**EXERCISE INSTRUCTIONS:** Please quote the material exactly, every line of it.

* START *

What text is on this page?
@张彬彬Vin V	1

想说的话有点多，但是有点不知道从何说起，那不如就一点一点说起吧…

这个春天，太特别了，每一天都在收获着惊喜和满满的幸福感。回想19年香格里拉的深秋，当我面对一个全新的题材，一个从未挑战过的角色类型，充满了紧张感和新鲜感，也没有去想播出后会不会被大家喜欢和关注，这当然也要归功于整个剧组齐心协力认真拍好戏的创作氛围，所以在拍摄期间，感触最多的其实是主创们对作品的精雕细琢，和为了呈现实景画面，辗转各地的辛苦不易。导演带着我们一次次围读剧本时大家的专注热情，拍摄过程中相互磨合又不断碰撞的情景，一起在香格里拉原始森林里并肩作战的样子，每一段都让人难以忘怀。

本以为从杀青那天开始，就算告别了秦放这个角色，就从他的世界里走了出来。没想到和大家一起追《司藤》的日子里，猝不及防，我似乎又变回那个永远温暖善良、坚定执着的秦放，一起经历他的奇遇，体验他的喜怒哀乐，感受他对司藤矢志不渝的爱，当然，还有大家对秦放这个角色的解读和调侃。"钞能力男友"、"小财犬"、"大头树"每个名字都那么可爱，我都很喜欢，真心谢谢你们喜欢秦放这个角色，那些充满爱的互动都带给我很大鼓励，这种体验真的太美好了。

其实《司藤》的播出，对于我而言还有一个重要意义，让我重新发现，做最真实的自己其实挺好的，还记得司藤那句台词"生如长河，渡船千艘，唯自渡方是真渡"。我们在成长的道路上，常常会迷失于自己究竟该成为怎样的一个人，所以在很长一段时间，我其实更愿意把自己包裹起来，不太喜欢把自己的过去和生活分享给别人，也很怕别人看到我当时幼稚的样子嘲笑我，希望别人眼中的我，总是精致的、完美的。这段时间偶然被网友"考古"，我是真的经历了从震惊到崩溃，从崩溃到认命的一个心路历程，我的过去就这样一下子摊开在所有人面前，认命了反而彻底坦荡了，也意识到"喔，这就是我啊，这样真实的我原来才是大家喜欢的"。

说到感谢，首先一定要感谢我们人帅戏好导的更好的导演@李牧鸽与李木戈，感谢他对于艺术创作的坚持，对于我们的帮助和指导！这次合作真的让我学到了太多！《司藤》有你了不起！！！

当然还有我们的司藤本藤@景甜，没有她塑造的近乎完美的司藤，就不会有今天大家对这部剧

* END *

**ANSWER TO THE PROBLEM:**
What text is on this page?
@张彬彬Vin V	1

想说的话有点多，但是有点不知道从何说起，那不如就一点一点说起吧…

这个春天，太特别了，每一天都在收获着惊喜和满满的幸福感。回想19年香格里拉的深秋，当我面对一个全新的题材，一个从未挑战过的角色类型，充满了紧张感和新鲜感，也没有去想播出后会不会被大家喜欢和关注，这当然也要归功于整个剧组齐心协力认真拍好戏的创作氛围，所以在拍摄期间，感触最多的其实是主创们对作品的精雕细琢，和为了呈现实景画面，辗转各地的辛苦不易。导演带着我们一次次围读剧本时大家的专注热情，拍摄过程中相互磨合又不断碰撞的情景，一起在香格里拉原始森林里并肩作战的样子，每一段都让人难以忘怀。

本以为从杀青那天开始，就算告别了秦放这个角色，就从他的世界里走了出来。没想到和大家一起追《司藤》的日子里，猝不及防，我似乎又变回那个永远温暖善良、坚定执着的秦放，一起经历他的奇遇，体验他的喜怒哀乐，感受他对司藤矢志不渝的爱，当然，还有大家对秦放这个角色的解读和调侃。"钞能力男友"、"小财犬"、"大头树"每个名字都那么可爱，我都很喜欢，真心谢谢你们喜欢秦放这个角色，那些充满爱的互动都带给我很大鼓励，这种体验真的太美好了。

其实《司藤》的播出，对于我而言还有一个重要意义，让我重新发现，做最真实的自己其实挺好的，还记得司藤那句台词"生如长河，渡船千艘，唯自渡方是真渡"。我们在成长的道路上，常常会迷失于自己究竟该成为怎样的一个人，所以在很长一段时间，我其实更愿意把自己包裹起来，不太喜欢把自己的过去和生活分享给别人，也很怕别人看到我当时幼稚的样子嘲笑我，希望别人眼中的我，总是精致的、完美的。这段时间偶然被网友"考古"，我是真的经历了从震惊到崩溃，从崩溃到认命的一个心路历程，我的过去就这样一下子摊开在所有人面前，认命了反而彻底坦荡了，也意识到"喔，这就是我啊，这样真实的我原来才是大家喜欢的"。

说到感谢，首先一定要感谢我们人帅戏好导的更好的导演@李牧鸽与李木戈，感谢他对于艺术创作的坚持，对于我们的帮助和指导！这次合作真的让我学到了太多！《司藤》有你了不起！！！

当然还有我们的司藤本藤@景甜，没有她塑造的近乎完美的司藤，就不会有今天大家对这部剧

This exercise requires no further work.